Items listed in a dataset
···
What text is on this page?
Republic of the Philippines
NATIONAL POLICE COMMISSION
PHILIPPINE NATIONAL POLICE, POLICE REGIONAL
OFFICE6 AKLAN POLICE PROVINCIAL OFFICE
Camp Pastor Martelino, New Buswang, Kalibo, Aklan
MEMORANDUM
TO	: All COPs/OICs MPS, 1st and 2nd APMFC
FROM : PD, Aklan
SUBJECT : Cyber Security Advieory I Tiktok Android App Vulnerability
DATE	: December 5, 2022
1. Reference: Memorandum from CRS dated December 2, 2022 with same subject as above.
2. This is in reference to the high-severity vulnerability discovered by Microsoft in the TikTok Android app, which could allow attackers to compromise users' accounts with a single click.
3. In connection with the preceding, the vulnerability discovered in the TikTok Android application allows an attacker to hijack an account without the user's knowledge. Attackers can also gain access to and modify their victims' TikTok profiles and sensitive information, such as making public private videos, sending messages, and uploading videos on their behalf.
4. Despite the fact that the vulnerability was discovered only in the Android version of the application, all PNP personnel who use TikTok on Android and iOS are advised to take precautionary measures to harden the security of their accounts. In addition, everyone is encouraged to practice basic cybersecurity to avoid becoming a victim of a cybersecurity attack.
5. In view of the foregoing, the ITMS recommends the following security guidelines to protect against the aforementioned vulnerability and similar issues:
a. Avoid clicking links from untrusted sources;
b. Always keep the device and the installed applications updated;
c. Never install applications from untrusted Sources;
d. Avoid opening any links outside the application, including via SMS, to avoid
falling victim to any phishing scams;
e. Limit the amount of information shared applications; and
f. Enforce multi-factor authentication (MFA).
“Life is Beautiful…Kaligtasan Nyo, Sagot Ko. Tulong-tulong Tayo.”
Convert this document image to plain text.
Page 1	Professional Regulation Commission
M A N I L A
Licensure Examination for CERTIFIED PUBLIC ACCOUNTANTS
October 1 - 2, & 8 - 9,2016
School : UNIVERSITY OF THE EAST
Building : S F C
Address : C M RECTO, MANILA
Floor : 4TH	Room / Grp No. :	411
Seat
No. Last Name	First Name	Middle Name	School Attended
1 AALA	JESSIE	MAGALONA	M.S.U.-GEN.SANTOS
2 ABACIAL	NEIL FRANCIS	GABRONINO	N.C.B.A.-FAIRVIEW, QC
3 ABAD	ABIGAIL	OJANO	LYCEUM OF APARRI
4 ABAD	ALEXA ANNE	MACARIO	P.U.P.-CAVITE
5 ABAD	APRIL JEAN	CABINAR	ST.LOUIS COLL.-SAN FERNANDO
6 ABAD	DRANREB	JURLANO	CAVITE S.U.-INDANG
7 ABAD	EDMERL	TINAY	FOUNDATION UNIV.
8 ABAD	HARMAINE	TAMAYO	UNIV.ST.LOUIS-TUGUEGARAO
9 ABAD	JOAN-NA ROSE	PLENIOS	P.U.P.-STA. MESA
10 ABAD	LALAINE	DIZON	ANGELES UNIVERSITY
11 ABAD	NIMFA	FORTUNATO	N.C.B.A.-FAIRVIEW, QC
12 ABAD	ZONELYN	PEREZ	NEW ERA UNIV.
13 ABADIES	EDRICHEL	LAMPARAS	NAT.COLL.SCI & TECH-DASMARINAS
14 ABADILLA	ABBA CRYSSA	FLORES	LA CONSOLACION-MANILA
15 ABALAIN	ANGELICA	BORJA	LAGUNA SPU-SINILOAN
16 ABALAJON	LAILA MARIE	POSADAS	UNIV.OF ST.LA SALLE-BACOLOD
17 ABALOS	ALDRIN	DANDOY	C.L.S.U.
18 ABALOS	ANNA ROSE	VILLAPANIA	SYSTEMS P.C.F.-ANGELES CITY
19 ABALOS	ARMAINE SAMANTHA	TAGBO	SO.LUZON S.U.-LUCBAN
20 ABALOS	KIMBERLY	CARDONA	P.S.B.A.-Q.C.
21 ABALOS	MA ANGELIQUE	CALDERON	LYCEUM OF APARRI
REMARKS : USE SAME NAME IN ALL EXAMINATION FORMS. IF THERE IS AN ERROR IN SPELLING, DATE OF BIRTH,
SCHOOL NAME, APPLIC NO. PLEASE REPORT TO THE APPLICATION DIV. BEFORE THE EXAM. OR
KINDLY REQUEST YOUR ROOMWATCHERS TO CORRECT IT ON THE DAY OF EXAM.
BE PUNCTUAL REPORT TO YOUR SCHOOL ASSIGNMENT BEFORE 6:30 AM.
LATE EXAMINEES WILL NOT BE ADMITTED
···
== Objective ==
Quote the data in full, keeping each word unchanged.

== Result of the task ==
What text is on this page?
Republic of the Philippines
NATIONAL POLICE COMMISSION
PHILIPPINE NATIONAL POLICE, POLICE REGIONAL
OFFICE6 AKLAN POLICE PROVINCIAL OFFICE
Camp Pastor Martelino, New Buswang, Kalibo, Aklan
MEMORANDUM
TO	: All COPs/OICs MPS, 1st and 2nd APMFC
FROM : PD, Aklan
SUBJECT : Cyber Security Advieory I Tiktok Android App Vulnerability
DATE	: December 5, 2022
1. Reference: Memorandum from CRS dated December 2, 2022 with same subject as above.
2. This is in reference to the high-severity vulnerability discovered by Microsoft in the TikTok Android app, which could allow attackers to compromise users' accounts with a single click.
3. In connection with the preceding, the vulnerability discovered in the TikTok Android application allows an attacker to hijack an account without the user's knowledge. Attackers can also gain access to and modify their victims' TikTok profiles and sensitive information, such as making public private videos, sending messages, and uploading videos on their behalf.
4. Despite the fact that the vulnerability was discovered only in the Android version of the application, all PNP personnel who use TikTok on Android and iOS are advised to take precautionary measures to harden the security of their accounts. In addition, everyone is encouraged to practice basic cybersecurity to avoid becoming a victim of a cybersecurity attack.
5. In view of the foregoing, the ITMS recommends the following security guidelines to protect against the aforementioned vulnerability and similar issues:
a. Avoid clicking links from untrusted sources;
b. Always keep the device and the installed applications updated;
c. Never install applications from untrusted Sources;
d. Avoid opening any links outside the application, including via SMS, to avoid
falling victim to any phishing scams;
e. Limit the amount of information shared applications; and
f. Enforce multi-factor authentication (MFA).
“Life is Beautiful…Kaligtasan Nyo, Sagot Ko. Tulong-tulong Tayo.”
Convert this document image to plain text.
Page 1	Professional Regulation Commission
M A N I L A
Licensure Examination for CERTIFIED PUBLIC ACCOUNTANTS
October 1 - 2, & 8 - 9,2016
School : UNIVERSITY OF THE EAST
Building : S F C
Address : C M RECTO, MANILA
Floor : 4TH	Room / Grp No. :	411
Seat
No. Last Name	First Name	Middle Name	School Attended
1 AALA	JESSIE	MAGALONA	M.S.U.-GEN.SANTOS
2 ABACIAL	NEIL FRANCIS	GABRONINO	N.C.B.A.-FAIRVIEW, QC
3 ABAD	ABIGAIL	OJANO	LYCEUM OF APARRI
4 ABAD	ALEXA ANNE	MACARIO	P.U.P.-CAVITE
5 ABAD	APRIL JEAN	CABINAR	ST.LOUIS COLL.-SAN FERNANDO
6 ABAD	DRANREB	JURLANO	CAVITE S.U.-INDANG
7 ABAD	EDMERL	TINAY	FOUNDATION UNIV.
8 ABAD	HARMAINE	TAMAYO	UNIV.ST.LOUIS-TUGUEGARAO
9 ABAD	JOAN-NA ROSE	PLENIOS	P.U.P.-STA. MESA
10 ABAD	LALAINE	DIZON	ANGELES UNIVERSITY
11 ABAD	NIMFA	FORTUNATO	N.C.B.A.-FAIRVIEW, QC
12 ABAD	ZONELYN	PEREZ	NEW ERA UNIV.
13 ABADIES	EDRICHEL	LAMPARAS	NAT.COLL.SCI & TECH-DASMARINAS
14 ABADILLA	ABBA CRYSSA	FLORES	LA CONSOLACION-MANILA
15 ABALAIN	ANGELICA	BORJA	LAGUNA SPU-SINILOAN
16 ABALAJON	LAILA MARIE	POSADAS	UNIV.OF ST.LA SALLE-BACOLOD
17 ABALOS	ALDRIN	DANDOY	C.L.S.U.
18 ABALOS	ANNA ROSE	VILLAPANIA	SYSTEMS P.C.F.-ANGELES CITY
19 ABALOS	ARMAINE SAMANTHA	TAGBO	SO.LUZON S.U.-LUCBAN
20 ABALOS	KIMBERLY	CARDONA	P.S.B.A.-Q.C.
21 ABALOS	MA ANGELIQUE	CALDERON	LYCEUM OF APARRI
REMARKS : USE SAME NAME IN ALL EXAMINATION FORMS. IF THERE IS AN ERROR IN SPELLING, DATE OF BIRTH,
SCHOOL NAME, APPLIC NO. PLEASE REPORT TO THE APPLICATION DIV. BEFORE THE EXAM. OR
KINDLY REQUEST YOUR ROOMWATCHERS TO CORRECT IT ON THE DAY OF EXAM.
BE PUNCTUAL REPORT TO YOUR SCHOOL ASSIGNMENT BEFORE 6:30 AM.
LATE EXAMINEES WILL NOT BE ADMITTED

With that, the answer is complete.